--- Given records ---
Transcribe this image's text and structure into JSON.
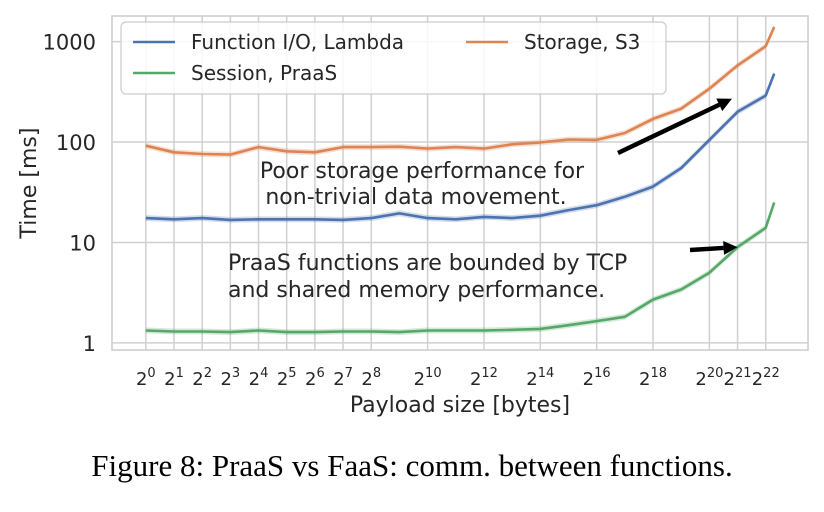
{
  "caption": "Figure 8: PraaS vs FaaS: comm. between functions.",
  "chart_data": {
    "type": "line",
    "xlabel": "Payload size [bytes]",
    "ylabel": "Time [ms]",
    "xscale": "log2",
    "yscale": "log10",
    "xlim": [
      -1.2,
      23.5
    ],
    "ylim": [
      0.85,
      1800
    ],
    "grid": true,
    "legend_position": "top",
    "xticks": [
      {
        "exp": 0,
        "base": "2",
        "sup": "0"
      },
      {
        "exp": 1,
        "base": "2",
        "sup": "1"
      },
      {
        "exp": 2,
        "base": "2",
        "sup": "2"
      },
      {
        "exp": 3,
        "base": "2",
        "sup": "3"
      },
      {
        "exp": 4,
        "base": "2",
        "sup": "4"
      },
      {
        "exp": 5,
        "base": "2",
        "sup": "5"
      },
      {
        "exp": 6,
        "base": "2",
        "sup": "6"
      },
      {
        "exp": 7,
        "base": "2",
        "sup": "7"
      },
      {
        "exp": 8,
        "base": "2",
        "sup": "8"
      },
      {
        "exp": 10,
        "base": "2",
        "sup": "10"
      },
      {
        "exp": 12,
        "base": "2",
        "sup": "12"
      },
      {
        "exp": 14,
        "base": "2",
        "sup": "14"
      },
      {
        "exp": 16,
        "base": "2",
        "sup": "16"
      },
      {
        "exp": 18,
        "base": "2",
        "sup": "18"
      },
      {
        "exp": 20,
        "base": "2",
        "sup": "20"
      },
      {
        "exp": 21,
        "base": "2",
        "sup": "21"
      },
      {
        "exp": 22,
        "base": "2",
        "sup": "22"
      }
    ],
    "yticks": [
      {
        "value": 1,
        "label": "1"
      },
      {
        "value": 10,
        "label": "10"
      },
      {
        "value": 100,
        "label": "100"
      },
      {
        "value": 1000,
        "label": "1000"
      }
    ],
    "x_exponents": [
      0,
      1,
      2,
      3,
      4,
      5,
      6,
      7,
      8,
      9,
      10,
      11,
      12,
      13,
      14,
      15,
      16,
      17,
      18,
      19,
      20,
      21,
      22,
      22.3
    ],
    "series": [
      {
        "name": "Function I/O, Lambda",
        "color": "#4c72b0",
        "values": [
          17.5,
          17,
          17.5,
          16.8,
          17,
          17,
          17,
          16.8,
          17.5,
          19.5,
          17.5,
          17,
          18,
          17.5,
          18.5,
          21,
          23.5,
          28.5,
          36,
          55,
          105,
          200,
          290,
          480
        ]
      },
      {
        "name": "Storage, S3",
        "color": "#dd8452",
        "values": [
          92,
          79,
          76,
          75,
          89,
          81,
          79,
          89,
          89,
          90,
          86,
          89,
          86,
          95,
          99,
          106,
          105,
          123,
          170,
          215,
          340,
          580,
          900,
          1400
        ]
      },
      {
        "name": "Session, PraaS",
        "color": "#55a868",
        "values": [
          1.33,
          1.3,
          1.3,
          1.28,
          1.33,
          1.28,
          1.28,
          1.3,
          1.3,
          1.28,
          1.33,
          1.33,
          1.33,
          1.35,
          1.38,
          1.5,
          1.65,
          1.82,
          2.7,
          3.4,
          5,
          9,
          14,
          25
        ]
      }
    ],
    "annotations": [
      {
        "lines": [
          "Poor storage performance for",
          "non-trivial data movement."
        ],
        "arrow_to": {
          "exp": 20.8,
          "value": 270
        }
      },
      {
        "lines": [
          "PraaS functions are bounded by TCP",
          "and shared memory performance."
        ],
        "arrow_to": {
          "exp": 21,
          "value": 9
        }
      }
    ]
  }
}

--- Prompt ---
Check every line for "functions" and show the ones that have it.

--- Task solution ---
  "caption": "Figure 8: PraaS vs FaaS: comm. between functions.",
          "PraaS functions are bounded by TCP",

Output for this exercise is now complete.